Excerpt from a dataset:
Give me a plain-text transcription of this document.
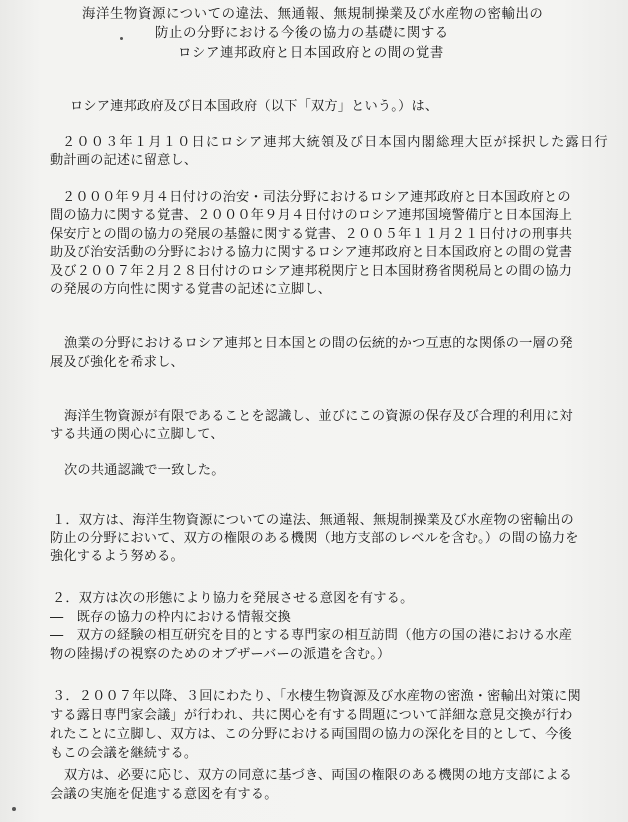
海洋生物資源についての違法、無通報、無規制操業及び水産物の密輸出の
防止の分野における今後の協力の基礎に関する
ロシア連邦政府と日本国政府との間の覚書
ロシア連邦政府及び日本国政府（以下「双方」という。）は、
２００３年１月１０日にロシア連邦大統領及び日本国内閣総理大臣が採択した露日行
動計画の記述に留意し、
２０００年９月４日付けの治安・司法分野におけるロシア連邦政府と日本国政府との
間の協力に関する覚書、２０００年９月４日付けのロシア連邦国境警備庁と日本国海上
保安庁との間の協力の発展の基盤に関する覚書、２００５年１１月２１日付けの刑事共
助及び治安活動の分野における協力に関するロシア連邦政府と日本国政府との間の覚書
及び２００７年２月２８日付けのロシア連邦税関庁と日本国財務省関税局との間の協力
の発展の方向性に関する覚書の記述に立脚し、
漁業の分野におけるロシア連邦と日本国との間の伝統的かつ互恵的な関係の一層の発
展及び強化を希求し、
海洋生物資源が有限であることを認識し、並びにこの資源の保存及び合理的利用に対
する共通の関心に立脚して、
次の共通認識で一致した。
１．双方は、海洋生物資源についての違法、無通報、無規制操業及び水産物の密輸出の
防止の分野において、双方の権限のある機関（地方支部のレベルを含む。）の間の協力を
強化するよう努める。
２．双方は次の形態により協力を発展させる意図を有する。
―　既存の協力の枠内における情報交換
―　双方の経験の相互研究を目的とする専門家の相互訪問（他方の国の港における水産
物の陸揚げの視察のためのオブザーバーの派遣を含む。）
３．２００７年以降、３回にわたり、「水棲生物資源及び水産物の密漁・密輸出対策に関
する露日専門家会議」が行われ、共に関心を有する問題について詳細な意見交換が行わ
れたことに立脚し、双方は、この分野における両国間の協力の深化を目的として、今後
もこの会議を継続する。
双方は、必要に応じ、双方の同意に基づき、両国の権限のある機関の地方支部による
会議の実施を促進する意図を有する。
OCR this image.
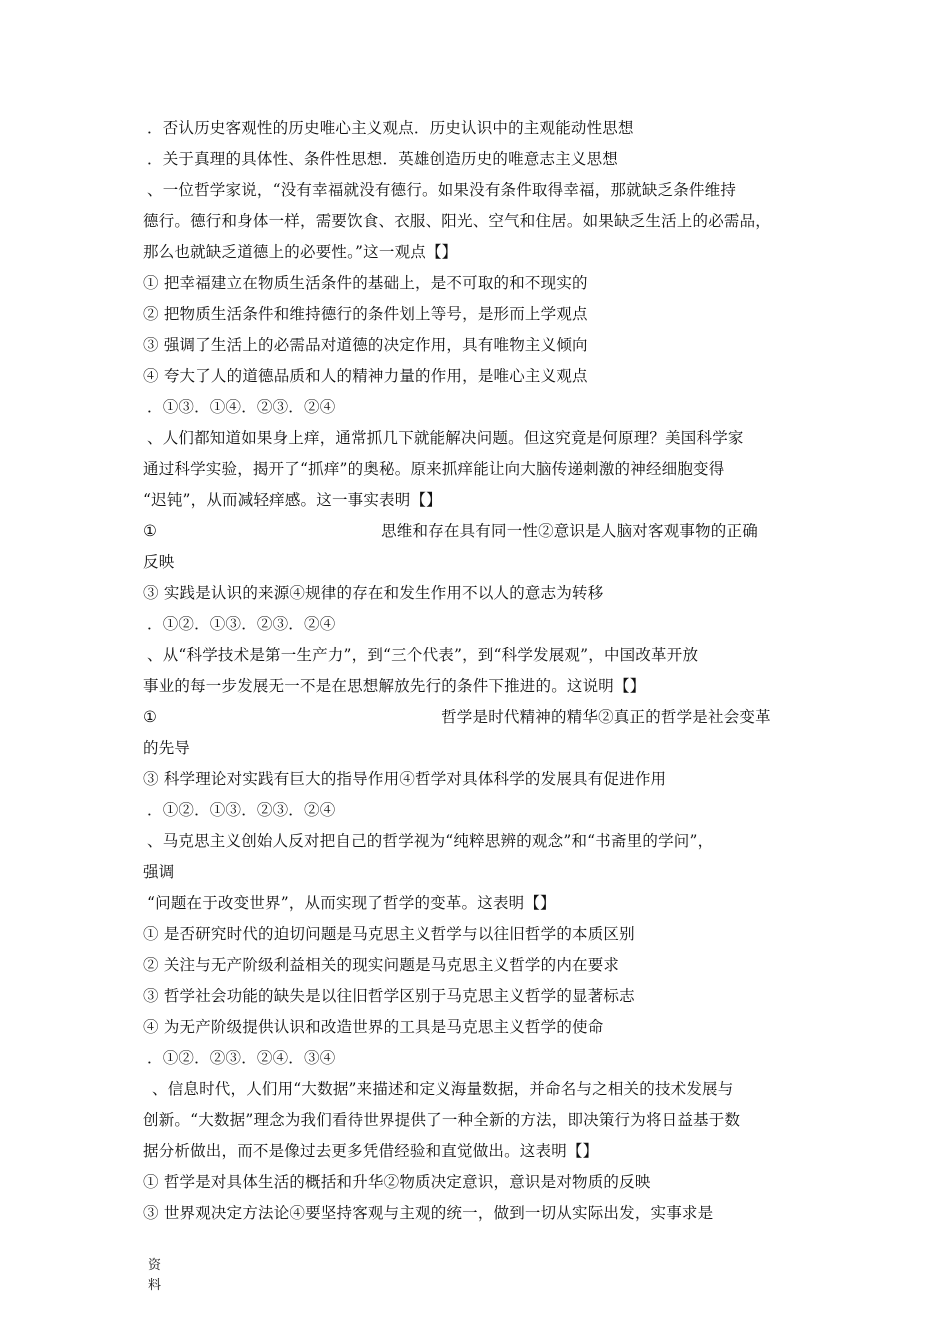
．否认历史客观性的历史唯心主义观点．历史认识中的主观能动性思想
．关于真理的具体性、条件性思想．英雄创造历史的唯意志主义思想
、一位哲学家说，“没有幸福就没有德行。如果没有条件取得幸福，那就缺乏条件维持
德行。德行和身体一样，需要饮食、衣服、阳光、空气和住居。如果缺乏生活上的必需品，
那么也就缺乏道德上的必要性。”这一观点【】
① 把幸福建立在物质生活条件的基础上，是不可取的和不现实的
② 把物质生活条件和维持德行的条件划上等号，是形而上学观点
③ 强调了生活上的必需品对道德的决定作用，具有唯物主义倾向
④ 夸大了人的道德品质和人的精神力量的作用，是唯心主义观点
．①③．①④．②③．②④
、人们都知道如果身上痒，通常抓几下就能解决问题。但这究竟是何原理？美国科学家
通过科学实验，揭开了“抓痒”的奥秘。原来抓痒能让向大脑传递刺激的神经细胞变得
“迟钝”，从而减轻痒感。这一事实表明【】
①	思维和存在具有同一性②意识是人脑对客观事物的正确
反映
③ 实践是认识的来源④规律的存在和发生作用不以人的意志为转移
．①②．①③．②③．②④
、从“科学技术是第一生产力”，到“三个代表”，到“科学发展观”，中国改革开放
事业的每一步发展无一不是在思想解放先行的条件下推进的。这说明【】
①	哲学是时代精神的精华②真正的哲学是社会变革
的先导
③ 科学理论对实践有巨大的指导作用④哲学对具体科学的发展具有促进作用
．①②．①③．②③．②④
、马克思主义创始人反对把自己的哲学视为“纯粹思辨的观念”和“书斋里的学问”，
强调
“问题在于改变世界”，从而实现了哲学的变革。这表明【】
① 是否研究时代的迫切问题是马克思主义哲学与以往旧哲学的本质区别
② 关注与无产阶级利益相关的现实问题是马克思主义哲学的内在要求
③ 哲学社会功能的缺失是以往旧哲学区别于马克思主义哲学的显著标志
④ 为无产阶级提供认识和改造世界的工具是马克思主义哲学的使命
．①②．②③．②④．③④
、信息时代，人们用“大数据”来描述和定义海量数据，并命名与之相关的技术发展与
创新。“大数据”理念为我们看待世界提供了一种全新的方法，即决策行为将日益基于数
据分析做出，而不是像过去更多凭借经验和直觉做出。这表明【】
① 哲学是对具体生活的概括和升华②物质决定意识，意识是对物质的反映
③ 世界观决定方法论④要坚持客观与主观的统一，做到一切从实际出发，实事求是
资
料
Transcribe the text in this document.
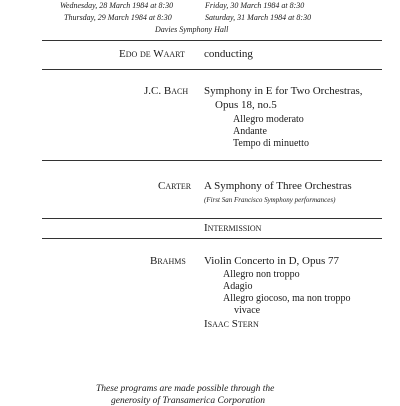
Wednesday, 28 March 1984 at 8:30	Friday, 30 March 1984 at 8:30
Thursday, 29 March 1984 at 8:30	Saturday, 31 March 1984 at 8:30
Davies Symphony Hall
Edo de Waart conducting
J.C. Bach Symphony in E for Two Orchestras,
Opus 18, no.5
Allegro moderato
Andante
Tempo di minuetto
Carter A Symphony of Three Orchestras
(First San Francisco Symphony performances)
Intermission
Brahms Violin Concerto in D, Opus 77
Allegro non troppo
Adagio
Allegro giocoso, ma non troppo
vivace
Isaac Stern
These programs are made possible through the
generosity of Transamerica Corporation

- [Given request]: Give all the entries again exactly, dropping each picture.

- [Solution to this task]:
Give me a plain-text transcription of this document.
海洋生物資源についての違法、無通報、無規制操業及び水産物の密輸出の
防止の分野における今後の協力の基礎に関する
ロシア連邦政府と日本国政府との間の覚書
ロシア連邦政府及び日本国政府（以下「双方」という。）は、
２００３年１月１０日にロシア連邦大統領及び日本国内閣総理大臣が採択した露日行
動計画の記述に留意し、
２０００年９月４日付けの治安・司法分野におけるロシア連邦政府と日本国政府との
間の協力に関する覚書、２０００年９月４日付けのロシア連邦国境警備庁と日本国海上
保安庁との間の協力の発展の基盤に関する覚書、２００５年１１月２１日付けの刑事共
助及び治安活動の分野における協力に関するロシア連邦政府と日本国政府との間の覚書
及び２００７年２月２８日付けのロシア連邦税関庁と日本国財務省関税局との間の協力
の発展の方向性に関する覚書の記述に立脚し、
漁業の分野におけるロシア連邦と日本国との間の伝統的かつ互恵的な関係の一層の発
展及び強化を希求し、
海洋生物資源が有限であることを認識し、並びにこの資源の保存及び合理的利用に対
する共通の関心に立脚して、
次の共通認識で一致した。
１．双方は、海洋生物資源についての違法、無通報、無規制操業及び水産物の密輸出の
防止の分野において、双方の権限のある機関（地方支部のレベルを含む。）の間の協力を
強化するよう努める。
２．双方は次の形態により協力を発展させる意図を有する。
―　既存の協力の枠内における情報交換
―　双方の経験の相互研究を目的とする専門家の相互訪問（他方の国の港における水産
物の陸揚げの視察のためのオブザーバーの派遣を含む。）
３．２００７年以降、３回にわたり、「水棲生物資源及び水産物の密漁・密輸出対策に関
する露日専門家会議」が行われ、共に関心を有する問題について詳細な意見交換が行わ
れたことに立脚し、双方は、この分野における両国間の協力の深化を目的として、今後
もこの会議を継続する。
双方は、必要に応じ、双方の同意に基づき、両国の権限のある機関の地方支部による
会議の実施を促進する意図を有する。
OCR this image.
．否认历史客观性的历史唯心主义观点．历史认识中的主观能动性思想
．关于真理的具体性、条件性思想．英雄创造历史的唯意志主义思想
、一位哲学家说，“没有幸福就没有德行。如果没有条件取得幸福，那就缺乏条件维持
德行。德行和身体一样，需要饮食、衣服、阳光、空气和住居。如果缺乏生活上的必需品，
那么也就缺乏道德上的必要性。”这一观点【】
① 把幸福建立在物质生活条件的基础上，是不可取的和不现实的
② 把物质生活条件和维持德行的条件划上等号，是形而上学观点
③ 强调了生活上的必需品对道德的决定作用，具有唯物主义倾向
④ 夸大了人的道德品质和人的精神力量的作用，是唯心主义观点
．①③．①④．②③．②④
、人们都知道如果身上痒，通常抓几下就能解决问题。但这究竟是何原理？美国科学家
通过科学实验，揭开了“抓痒”的奥秘。原来抓痒能让向大脑传递刺激的神经细胞变得
“迟钝”，从而减轻痒感。这一事实表明【】
①	思维和存在具有同一性②意识是人脑对客观事物的正确
反映
③ 实践是认识的来源④规律的存在和发生作用不以人的意志为转移
．①②．①③．②③．②④
、从“科学技术是第一生产力”，到“三个代表”，到“科学发展观”，中国改革开放
事业的每一步发展无一不是在思想解放先行的条件下推进的。这说明【】
①	哲学是时代精神的精华②真正的哲学是社会变革
的先导
③ 科学理论对实践有巨大的指导作用④哲学对具体科学的发展具有促进作用
．①②．①③．②③．②④
、马克思主义创始人反对把自己的哲学视为“纯粹思辨的观念”和“书斋里的学问”，
强调
“问题在于改变世界”，从而实现了哲学的变革。这表明【】
① 是否研究时代的迫切问题是马克思主义哲学与以往旧哲学的本质区别
② 关注与无产阶级利益相关的现实问题是马克思主义哲学的内在要求
③ 哲学社会功能的缺失是以往旧哲学区别于马克思主义哲学的显著标志
④ 为无产阶级提供认识和改造世界的工具是马克思主义哲学的使命
．①②．②③．②④．③④
、信息时代，人们用“大数据”来描述和定义海量数据，并命名与之相关的技术发展与
创新。“大数据”理念为我们看待世界提供了一种全新的方法，即决策行为将日益基于数
据分析做出，而不是像过去更多凭借经验和直觉做出。这表明【】
① 哲学是对具体生活的概括和升华②物质决定意识，意识是对物质的反映
③ 世界观决定方法论④要坚持客观与主观的统一，做到一切从实际出发，实事求是
资
料
Transcribe the text in this document.
Wednesday, 28 March 1984 at 8:30	Friday, 30 March 1984 at 8:30
Thursday, 29 March 1984 at 8:30	Saturday, 31 March 1984 at 8:30
Davies Symphony Hall
Edo de Waart conducting
J.C. Bach Symphony in E for Two Orchestras,
Opus 18, no.5
Allegro moderato
Andante
Tempo di minuetto
Carter A Symphony of Three Orchestras
(First San Francisco Symphony performances)
Intermission
Brahms Violin Concerto in D, Opus 77
Allegro non troppo
Adagio
Allegro giocoso, ma non troppo
vivace
Isaac Stern
These programs are made possible through the
generosity of Transamerica Corporation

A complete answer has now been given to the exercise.